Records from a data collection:
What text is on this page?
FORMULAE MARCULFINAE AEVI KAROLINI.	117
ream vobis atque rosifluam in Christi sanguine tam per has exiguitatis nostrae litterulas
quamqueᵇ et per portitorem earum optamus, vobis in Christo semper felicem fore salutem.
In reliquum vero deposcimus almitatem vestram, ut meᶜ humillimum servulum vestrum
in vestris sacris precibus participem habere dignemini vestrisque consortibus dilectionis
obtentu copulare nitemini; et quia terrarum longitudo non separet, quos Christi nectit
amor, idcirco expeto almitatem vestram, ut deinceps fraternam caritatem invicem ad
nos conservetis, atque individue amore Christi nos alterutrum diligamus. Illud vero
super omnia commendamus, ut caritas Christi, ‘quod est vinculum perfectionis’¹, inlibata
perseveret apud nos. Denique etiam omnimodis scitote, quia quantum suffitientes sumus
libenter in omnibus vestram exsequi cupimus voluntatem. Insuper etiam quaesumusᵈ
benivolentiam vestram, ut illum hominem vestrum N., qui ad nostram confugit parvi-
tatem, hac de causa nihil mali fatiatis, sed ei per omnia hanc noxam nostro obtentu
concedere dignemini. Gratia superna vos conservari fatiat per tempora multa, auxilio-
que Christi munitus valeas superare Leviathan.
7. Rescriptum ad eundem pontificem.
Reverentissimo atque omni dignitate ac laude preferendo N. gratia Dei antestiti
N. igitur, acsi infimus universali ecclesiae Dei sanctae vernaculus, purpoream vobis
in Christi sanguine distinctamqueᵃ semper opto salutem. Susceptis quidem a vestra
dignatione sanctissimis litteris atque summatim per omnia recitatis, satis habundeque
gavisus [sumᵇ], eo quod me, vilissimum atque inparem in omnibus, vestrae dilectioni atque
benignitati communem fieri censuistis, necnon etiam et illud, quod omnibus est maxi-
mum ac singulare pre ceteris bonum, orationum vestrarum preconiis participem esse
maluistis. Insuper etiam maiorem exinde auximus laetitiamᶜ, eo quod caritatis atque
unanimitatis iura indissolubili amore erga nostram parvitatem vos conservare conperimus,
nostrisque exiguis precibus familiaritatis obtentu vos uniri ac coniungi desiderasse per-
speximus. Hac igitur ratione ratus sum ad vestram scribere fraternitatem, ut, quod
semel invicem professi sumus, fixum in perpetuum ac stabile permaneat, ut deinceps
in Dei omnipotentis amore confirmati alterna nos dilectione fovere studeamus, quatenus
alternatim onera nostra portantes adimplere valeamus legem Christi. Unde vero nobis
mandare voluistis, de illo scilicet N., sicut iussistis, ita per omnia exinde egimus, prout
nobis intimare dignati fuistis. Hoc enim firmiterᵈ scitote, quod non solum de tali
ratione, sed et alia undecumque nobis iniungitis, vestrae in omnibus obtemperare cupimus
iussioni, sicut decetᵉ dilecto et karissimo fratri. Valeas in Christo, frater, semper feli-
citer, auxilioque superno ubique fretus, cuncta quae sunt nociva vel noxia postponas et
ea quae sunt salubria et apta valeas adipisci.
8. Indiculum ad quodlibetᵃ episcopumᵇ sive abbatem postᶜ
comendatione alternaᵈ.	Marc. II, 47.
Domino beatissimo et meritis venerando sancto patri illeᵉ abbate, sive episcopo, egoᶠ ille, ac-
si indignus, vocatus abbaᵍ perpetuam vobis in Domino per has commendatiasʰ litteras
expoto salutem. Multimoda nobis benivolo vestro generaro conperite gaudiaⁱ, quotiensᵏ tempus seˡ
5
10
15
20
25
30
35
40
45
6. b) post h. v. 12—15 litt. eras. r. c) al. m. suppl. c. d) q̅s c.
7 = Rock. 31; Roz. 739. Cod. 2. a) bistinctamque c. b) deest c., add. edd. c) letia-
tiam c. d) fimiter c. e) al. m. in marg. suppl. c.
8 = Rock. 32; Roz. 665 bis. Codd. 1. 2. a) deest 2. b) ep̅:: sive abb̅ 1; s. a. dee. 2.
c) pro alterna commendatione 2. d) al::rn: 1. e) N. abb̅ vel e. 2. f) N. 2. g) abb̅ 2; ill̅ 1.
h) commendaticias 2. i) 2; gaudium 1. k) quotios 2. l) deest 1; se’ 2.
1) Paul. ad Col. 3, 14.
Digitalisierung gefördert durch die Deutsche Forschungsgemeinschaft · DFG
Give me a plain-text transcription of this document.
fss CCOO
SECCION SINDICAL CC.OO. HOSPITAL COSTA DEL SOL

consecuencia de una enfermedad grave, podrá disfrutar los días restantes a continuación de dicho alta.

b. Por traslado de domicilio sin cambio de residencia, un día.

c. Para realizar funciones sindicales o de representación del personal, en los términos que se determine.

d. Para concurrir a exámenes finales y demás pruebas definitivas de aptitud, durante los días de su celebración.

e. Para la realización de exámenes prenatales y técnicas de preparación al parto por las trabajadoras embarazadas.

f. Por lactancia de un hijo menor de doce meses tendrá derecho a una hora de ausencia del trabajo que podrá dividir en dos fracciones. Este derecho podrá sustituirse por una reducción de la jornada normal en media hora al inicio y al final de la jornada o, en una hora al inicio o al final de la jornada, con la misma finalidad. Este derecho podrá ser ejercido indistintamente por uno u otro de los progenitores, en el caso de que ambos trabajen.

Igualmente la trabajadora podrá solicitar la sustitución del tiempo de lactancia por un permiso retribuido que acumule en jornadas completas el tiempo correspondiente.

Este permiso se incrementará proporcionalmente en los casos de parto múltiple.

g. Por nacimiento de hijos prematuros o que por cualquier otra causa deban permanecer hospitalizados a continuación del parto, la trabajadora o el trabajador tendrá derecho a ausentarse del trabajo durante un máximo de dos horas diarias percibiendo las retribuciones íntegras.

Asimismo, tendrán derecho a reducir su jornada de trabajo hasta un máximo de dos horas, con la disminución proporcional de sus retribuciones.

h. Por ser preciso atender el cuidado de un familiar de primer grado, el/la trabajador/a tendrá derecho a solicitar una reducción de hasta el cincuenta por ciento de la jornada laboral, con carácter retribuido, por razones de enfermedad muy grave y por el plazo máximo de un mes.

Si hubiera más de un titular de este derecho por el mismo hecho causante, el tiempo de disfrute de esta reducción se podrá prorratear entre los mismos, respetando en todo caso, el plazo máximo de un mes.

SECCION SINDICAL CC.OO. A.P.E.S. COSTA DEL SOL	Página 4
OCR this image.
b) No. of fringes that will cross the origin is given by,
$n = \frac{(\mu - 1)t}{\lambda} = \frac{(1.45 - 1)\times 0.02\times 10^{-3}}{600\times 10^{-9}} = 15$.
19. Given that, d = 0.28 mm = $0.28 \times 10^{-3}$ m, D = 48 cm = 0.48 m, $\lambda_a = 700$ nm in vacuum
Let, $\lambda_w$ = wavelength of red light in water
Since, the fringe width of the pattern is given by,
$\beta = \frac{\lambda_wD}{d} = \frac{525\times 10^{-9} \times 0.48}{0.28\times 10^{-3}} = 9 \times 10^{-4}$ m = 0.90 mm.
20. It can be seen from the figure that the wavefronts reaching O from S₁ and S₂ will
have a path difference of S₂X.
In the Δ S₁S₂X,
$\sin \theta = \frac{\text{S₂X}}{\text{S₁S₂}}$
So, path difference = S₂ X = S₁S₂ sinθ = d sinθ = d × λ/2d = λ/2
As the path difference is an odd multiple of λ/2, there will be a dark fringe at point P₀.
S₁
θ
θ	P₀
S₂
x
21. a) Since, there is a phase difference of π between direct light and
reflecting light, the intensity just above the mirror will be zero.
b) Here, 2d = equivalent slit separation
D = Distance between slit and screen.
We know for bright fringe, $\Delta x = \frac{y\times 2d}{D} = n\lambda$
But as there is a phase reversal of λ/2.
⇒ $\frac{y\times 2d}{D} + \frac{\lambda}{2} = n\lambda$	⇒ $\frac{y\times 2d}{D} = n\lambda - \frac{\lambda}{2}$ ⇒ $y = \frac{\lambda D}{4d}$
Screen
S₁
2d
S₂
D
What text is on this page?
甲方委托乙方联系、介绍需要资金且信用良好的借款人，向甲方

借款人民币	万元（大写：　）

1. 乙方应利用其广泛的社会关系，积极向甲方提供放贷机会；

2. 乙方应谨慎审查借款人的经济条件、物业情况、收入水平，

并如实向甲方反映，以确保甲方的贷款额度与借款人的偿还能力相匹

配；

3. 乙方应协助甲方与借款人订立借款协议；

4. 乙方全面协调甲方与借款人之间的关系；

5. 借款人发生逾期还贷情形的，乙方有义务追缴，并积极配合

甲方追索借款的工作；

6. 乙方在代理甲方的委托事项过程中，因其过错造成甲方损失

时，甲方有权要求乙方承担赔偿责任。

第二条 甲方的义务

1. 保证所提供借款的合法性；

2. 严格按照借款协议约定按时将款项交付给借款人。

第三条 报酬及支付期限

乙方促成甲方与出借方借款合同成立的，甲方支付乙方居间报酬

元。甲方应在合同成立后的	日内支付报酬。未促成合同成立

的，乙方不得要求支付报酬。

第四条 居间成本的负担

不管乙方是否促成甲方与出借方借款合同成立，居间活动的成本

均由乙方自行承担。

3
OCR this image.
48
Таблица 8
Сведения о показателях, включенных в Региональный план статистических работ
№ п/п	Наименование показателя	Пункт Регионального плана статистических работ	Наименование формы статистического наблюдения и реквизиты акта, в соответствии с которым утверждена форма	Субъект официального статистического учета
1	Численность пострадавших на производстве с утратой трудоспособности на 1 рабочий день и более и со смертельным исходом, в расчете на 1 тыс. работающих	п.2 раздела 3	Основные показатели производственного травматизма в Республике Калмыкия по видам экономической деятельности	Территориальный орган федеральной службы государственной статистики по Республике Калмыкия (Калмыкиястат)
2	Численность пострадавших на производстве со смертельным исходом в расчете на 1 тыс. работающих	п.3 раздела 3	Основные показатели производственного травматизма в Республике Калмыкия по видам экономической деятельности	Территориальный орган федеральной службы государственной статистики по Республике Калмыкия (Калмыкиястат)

▸ **Work to complete**
Say how many lines in the records above hold "that", and give no other text.

▸ **Solution for this task**
3